* _Document text_:
# Is buying worth it?



## oh'mike (Sep 18, 2009)

Buy yourself a small compressor and nail gun---they use very little air--if you rent--you will wish you bought---see if there is a compressor/guns combo set on sale---


----------



## joecaption (Nov 30, 2011)

Not going to find a nail gun worth buying for $30.00.
A combo set is most often the best value.


----------



## ddawg16 (Aug 15, 2011)

With a small air compressor....you can air up tires....air up the kids balls....air up the kiddy pool.....blow out the ports on a carb....blow off the work bench....

And use it to drive in nails.

Shop CL...there are some good deals to be had....either a guy bought it for a project and no longer needs it or he is upgrading....

My wife uses my compressor during the summer all most as much as I do.


----------



## michaelcherr (Nov 10, 2010)

I bought a compressor on sale at harbor freight for $30. Its a small crappy pancake compressor. I can only shoot a half dozen nails before i need to wait and have it recharge.
That be said it was a decent buy.
I will be buying a bigger used one soon, but for occasional homeowner use, the small size is ideal and worth the hassles of use.
I only rent tools if i cant justify storing it


----------



## DannyT (Mar 23, 2011)

lowes has this set

http://www.lowes.com/pd_331410-6770...or&pl=1&currentURL=?Ntt=compressor&facetInfo=


----------



## woodworkbykirk (Sep 25, 2011)

or the porter cable's equivalent kit.. cheap and effective


----------



## jeffsw6 (Oct 28, 2012)

I think that 6 gallon one in the Lowes link is about right for an air nailer. If you might have to carry it up stairs, you really want something portable.

Mine is a tiny, light-weight 1 gallon; the smallest one they sell at Home Depot. I wouldn't use it to run an air nailer, but it gets all my household chores done -- filling tires and blowing dust out of tools and electronics. Its only feature is that it is tiny and light-weight!


----------



## woodworkbykirk (Sep 25, 2011)

jeffsw6 said:


> I think that 6 gallon one in the Lowes link is about right for an air nailer. If you might have to carry it up stairs, you really want something portable.
> 
> Mine is a tiny, light-weight 1 gallon; the smallest one they sell at Home Depot. I wouldn't use it to run an air nailer, but it gets all my household chores done -- filling tires and blowing dust out of tools and electronics. Its only feature is that it is tiny and light-weight!



a 6 gallon works fine for finish nailers, it can run a framing gun or roofing gun provided it has a rating of cfms also.. it needs to recover quickly for bigger guns..

* _Entries_:
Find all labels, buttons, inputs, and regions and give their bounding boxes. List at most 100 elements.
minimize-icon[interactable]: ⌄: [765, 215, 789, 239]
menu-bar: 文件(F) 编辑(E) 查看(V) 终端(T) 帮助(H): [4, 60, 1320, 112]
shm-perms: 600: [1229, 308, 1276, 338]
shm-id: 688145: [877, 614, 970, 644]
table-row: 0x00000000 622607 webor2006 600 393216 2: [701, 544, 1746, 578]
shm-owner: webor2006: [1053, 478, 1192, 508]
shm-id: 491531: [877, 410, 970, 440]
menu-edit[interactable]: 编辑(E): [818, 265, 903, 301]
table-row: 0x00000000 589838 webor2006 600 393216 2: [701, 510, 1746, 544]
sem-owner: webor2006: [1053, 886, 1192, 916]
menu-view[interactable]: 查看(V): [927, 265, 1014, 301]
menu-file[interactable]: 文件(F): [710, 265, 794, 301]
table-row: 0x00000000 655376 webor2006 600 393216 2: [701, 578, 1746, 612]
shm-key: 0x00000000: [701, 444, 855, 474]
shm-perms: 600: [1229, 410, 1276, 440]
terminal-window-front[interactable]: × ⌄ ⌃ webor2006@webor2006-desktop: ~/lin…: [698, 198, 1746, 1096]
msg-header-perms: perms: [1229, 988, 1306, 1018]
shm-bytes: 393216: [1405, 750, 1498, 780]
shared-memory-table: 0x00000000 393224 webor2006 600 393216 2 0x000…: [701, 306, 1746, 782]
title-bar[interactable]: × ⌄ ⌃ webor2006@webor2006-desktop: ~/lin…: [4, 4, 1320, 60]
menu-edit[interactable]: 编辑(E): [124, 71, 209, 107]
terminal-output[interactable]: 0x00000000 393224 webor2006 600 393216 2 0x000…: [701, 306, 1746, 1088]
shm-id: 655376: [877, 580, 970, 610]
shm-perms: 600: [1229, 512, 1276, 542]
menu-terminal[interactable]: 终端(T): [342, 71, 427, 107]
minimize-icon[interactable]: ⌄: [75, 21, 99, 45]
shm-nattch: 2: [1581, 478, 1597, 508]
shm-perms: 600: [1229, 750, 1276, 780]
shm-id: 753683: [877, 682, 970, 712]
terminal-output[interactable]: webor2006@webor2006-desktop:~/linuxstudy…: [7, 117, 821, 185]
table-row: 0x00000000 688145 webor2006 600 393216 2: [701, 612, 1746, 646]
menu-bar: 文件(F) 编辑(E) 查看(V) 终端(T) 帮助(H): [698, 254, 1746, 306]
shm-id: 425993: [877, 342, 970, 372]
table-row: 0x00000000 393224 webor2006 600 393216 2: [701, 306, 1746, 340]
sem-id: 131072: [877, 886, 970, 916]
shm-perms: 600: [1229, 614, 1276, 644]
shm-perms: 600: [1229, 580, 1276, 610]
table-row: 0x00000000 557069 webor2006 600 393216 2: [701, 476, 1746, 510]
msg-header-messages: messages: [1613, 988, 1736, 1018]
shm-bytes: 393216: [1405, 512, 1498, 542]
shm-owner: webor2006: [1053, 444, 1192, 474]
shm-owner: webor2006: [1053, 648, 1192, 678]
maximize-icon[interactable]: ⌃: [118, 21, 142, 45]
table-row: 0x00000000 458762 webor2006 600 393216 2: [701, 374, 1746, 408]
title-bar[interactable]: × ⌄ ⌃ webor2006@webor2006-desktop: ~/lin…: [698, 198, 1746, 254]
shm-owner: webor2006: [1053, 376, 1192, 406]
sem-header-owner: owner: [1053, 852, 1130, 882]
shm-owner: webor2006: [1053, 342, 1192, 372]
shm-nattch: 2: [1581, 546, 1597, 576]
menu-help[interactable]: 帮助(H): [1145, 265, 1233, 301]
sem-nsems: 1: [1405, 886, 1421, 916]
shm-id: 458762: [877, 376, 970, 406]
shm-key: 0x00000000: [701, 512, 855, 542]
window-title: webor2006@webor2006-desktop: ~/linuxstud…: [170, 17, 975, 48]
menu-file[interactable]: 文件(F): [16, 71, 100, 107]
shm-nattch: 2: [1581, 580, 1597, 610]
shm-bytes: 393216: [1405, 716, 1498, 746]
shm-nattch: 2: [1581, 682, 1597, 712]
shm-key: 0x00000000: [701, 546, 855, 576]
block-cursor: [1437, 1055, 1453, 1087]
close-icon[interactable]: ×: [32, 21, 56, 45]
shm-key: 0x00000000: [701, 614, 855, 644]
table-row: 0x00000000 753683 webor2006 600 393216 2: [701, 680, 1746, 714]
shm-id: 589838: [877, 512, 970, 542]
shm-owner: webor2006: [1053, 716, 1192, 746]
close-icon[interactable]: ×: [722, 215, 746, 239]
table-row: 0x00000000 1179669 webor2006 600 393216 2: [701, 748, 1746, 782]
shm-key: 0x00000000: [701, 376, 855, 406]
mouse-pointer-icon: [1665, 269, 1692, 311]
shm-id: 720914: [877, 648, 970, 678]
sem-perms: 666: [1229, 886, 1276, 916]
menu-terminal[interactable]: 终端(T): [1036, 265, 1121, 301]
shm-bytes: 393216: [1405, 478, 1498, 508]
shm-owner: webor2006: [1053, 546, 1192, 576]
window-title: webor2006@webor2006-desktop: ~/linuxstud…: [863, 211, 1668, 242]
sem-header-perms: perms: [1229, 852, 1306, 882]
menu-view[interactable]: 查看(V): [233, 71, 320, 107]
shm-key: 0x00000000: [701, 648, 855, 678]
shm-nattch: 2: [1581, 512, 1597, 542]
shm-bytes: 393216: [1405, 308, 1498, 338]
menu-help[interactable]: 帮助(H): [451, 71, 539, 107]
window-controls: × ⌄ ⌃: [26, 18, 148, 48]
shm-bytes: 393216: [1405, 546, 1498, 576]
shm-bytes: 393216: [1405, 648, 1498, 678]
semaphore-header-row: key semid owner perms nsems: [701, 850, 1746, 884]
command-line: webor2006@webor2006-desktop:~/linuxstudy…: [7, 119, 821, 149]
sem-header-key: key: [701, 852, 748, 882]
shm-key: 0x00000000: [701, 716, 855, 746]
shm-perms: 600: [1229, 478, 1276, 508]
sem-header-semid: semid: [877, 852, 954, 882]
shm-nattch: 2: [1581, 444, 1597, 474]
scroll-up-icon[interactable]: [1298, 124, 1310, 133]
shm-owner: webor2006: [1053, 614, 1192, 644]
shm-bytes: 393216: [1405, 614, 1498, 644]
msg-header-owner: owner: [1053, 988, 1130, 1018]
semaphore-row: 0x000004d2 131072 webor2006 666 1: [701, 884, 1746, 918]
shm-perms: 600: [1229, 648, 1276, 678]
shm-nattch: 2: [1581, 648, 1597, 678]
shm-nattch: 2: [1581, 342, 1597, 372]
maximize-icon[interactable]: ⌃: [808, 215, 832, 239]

* _Exercise task A_:
Name each distinct user who posts in the compressor forum thread, listing each name only once.
* _Exercise task B_:
From the compressor forum thread, extract the passage that opens with the words containing "A combo set" and closes with "he is upgrading....".

* _Task result A_:
oh'mike
joecaption
ddawg16
michaelcherr
DannyT
woodworkbykirk
jeffsw6

* _Task result B_:
A combo set is most often the best value.


----------



## ddawg16 (Aug 15, 2011)

With a small air compressor....you can air up tires....air up the kids balls....air up the kiddy pool.....blow out the ports on a carb....blow off the work bench....

And use it to drive in nails.

Shop CL...there are some good deals to be had....either a guy bought it for a project and no longer needs it or he is upgrading....